▶ [TASK TO COMPLETE]
Repeat the entries that follow verbatim, without any of their pictures.

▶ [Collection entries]

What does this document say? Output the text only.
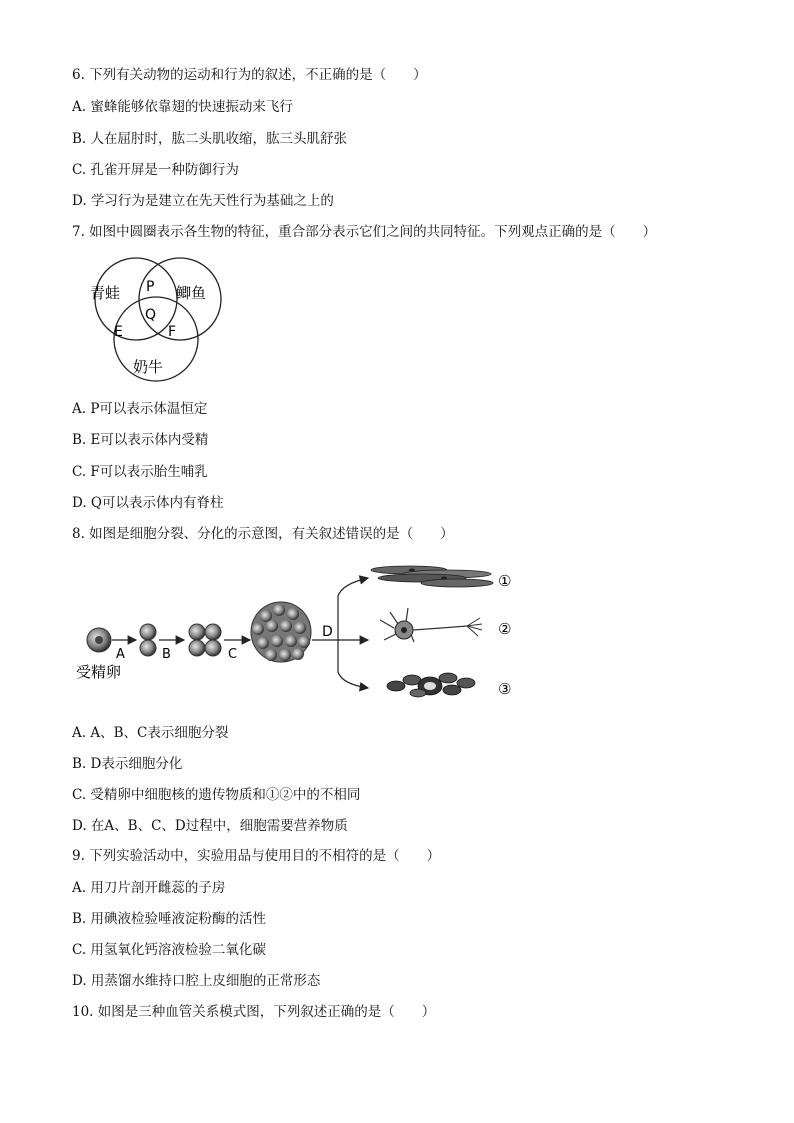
6. 下列有关动物的运动和行为的叙述，不正确的是（　　）
A. 蜜蜂能够依靠翅的快速振动来飞行
B. 人在屈肘时，肱二头肌收缩，肱三头肌舒张
C. 孔雀开屏是一种防御行为
D. 学习行为是建立在先天性行为基础之上的
7. 如图中圆圈表示各生物的特征，重合部分表示它们之间的共同特征。下列观点正确的是（　　）
青蛙	鲫鱼
奶牛
P
Q
E	F
A. P可以表示体温恒定
B. E可以表示体内受精
C. F可以表示胎生哺乳
D. Q可以表示体内有脊柱
8. 如图是细胞分裂、分化的示意图，有关叙述错误的是（　　）
受精卵
A	B	C
D
①
②
③
A. A、B、C表示细胞分裂
B. D表示细胞分化
C. 受精卵中细胞核的遗传物质和①②中的不相同
D. 在A、B、C、D过程中，细胞需要营养物质
9. 下列实验活动中，实验用品与使用目的不相符的是（　　）
A. 用刀片剖开雌蕊的子房
B. 用碘液检验唾液淀粉酶的活性
C. 用氢氧化钙溶液检验二氧化碳
D. 用蒸馏水维持口腔上皮细胞的正常形态
10. 如图是三种血管关系模式图，下列叙述正确的是（　　）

▶ [SOLUTION TO THIS EXERCISE]
What does this document say? Output the text only.
6. 下列有关动物的运动和行为的叙述，不正确的是（　　）
A. 蜜蜂能够依靠翅的快速振动来飞行
B. 人在屈肘时，肱二头肌收缩，肱三头肌舒张
C. 孔雀开屏是一种防御行为
D. 学习行为是建立在先天性行为基础之上的
7. 如图中圆圈表示各生物的特征，重合部分表示它们之间的共同特征。下列观点正确的是（　　）
青蛙	鲫鱼
奶牛
P
Q
E	F
A. P可以表示体温恒定
B. E可以表示体内受精
C. F可以表示胎生哺乳
D. Q可以表示体内有脊柱
8. 如图是细胞分裂、分化的示意图，有关叙述错误的是（　　）
受精卵
A	B	C
D
①
②
③
A. A、B、C表示细胞分裂
B. D表示细胞分化
C. 受精卵中细胞核的遗传物质和①②中的不相同
D. 在A、B、C、D过程中，细胞需要营养物质
9. 下列实验活动中，实验用品与使用目的不相符的是（　　）
A. 用刀片剖开雌蕊的子房
B. 用碘液检验唾液淀粉酶的活性
C. 用氢氧化钙溶液检验二氧化碳
D. 用蒸馏水维持口腔上皮细胞的正常形态
10. 如图是三种血管关系模式图，下列叙述正确的是（　　）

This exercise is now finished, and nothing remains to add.